---------- Input material ----------
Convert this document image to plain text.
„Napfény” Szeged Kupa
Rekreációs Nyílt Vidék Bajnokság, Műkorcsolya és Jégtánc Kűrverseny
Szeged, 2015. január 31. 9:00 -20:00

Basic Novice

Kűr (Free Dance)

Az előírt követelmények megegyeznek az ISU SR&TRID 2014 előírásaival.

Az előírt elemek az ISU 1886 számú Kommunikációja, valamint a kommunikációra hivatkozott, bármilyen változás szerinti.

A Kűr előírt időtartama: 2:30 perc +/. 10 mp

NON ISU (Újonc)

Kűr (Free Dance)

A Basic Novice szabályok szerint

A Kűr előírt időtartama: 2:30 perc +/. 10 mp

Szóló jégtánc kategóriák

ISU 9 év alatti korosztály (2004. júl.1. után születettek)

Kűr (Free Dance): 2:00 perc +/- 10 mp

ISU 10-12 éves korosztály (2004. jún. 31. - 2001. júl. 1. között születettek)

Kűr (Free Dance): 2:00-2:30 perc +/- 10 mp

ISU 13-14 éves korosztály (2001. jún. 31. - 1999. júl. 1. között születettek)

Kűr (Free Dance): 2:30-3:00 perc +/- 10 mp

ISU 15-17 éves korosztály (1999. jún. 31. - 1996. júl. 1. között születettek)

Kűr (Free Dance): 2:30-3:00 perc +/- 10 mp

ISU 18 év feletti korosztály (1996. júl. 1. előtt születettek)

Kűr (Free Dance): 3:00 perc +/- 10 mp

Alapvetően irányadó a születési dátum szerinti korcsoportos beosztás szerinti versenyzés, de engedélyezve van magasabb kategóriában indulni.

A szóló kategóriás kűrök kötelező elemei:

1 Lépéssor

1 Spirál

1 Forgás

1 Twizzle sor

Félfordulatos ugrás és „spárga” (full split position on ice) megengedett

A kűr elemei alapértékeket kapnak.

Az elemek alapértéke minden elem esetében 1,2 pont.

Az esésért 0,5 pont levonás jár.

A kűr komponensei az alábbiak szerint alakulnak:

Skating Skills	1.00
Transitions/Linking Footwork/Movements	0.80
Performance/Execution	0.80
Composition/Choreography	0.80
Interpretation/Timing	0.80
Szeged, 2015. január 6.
----------
● **Task instructions**:
Give back the data above exactly as it appears.

● **Answer in full**:
Convert this document image to plain text.
„Napfény” Szeged Kupa
Rekreációs Nyílt Vidék Bajnokság, Műkorcsolya és Jégtánc Kűrverseny
Szeged, 2015. január 31. 9:00 -20:00

Basic Novice

Kűr (Free Dance)

Az előírt követelmények megegyeznek az ISU SR&TRID 2014 előírásaival.

Az előírt elemek az ISU 1886 számú Kommunikációja, valamint a kommunikációra hivatkozott, bármilyen változás szerinti.

A Kűr előírt időtartama: 2:30 perc +/. 10 mp

NON ISU (Újonc)

Kűr (Free Dance)

A Basic Novice szabályok szerint

A Kűr előírt időtartama: 2:30 perc +/. 10 mp

Szóló jégtánc kategóriák

ISU 9 év alatti korosztály (2004. júl.1. után születettek)

Kűr (Free Dance): 2:00 perc +/- 10 mp

ISU 10-12 éves korosztály (2004. jún. 31. - 2001. júl. 1. között születettek)

Kűr (Free Dance): 2:00-2:30 perc +/- 10 mp

ISU 13-14 éves korosztály (2001. jún. 31. - 1999. júl. 1. között születettek)

Kűr (Free Dance): 2:30-3:00 perc +/- 10 mp

ISU 15-17 éves korosztály (1999. jún. 31. - 1996. júl. 1. között születettek)

Kűr (Free Dance): 2:30-3:00 perc +/- 10 mp

ISU 18 év feletti korosztály (1996. júl. 1. előtt születettek)

Kűr (Free Dance): 3:00 perc +/- 10 mp

Alapvetően irányadó a születési dátum szerinti korcsoportos beosztás szerinti versenyzés, de engedélyezve van magasabb kategóriában indulni.

A szóló kategóriás kűrök kötelező elemei:

1 Lépéssor

1 Spirál

1 Forgás

1 Twizzle sor

Félfordulatos ugrás és „spárga” (full split position on ice) megengedett

A kűr elemei alapértékeket kapnak.

Az elemek alapértéke minden elem esetében 1,2 pont.

Az esésért 0,5 pont levonás jár.

A kűr komponensei az alábbiak szerint alakulnak:

Skating Skills	1.00
Transitions/Linking Footwork/Movements	0.80
Performance/Execution	0.80
Composition/Choreography	0.80
Interpretation/Timing	0.80
Szeged, 2015. január 6.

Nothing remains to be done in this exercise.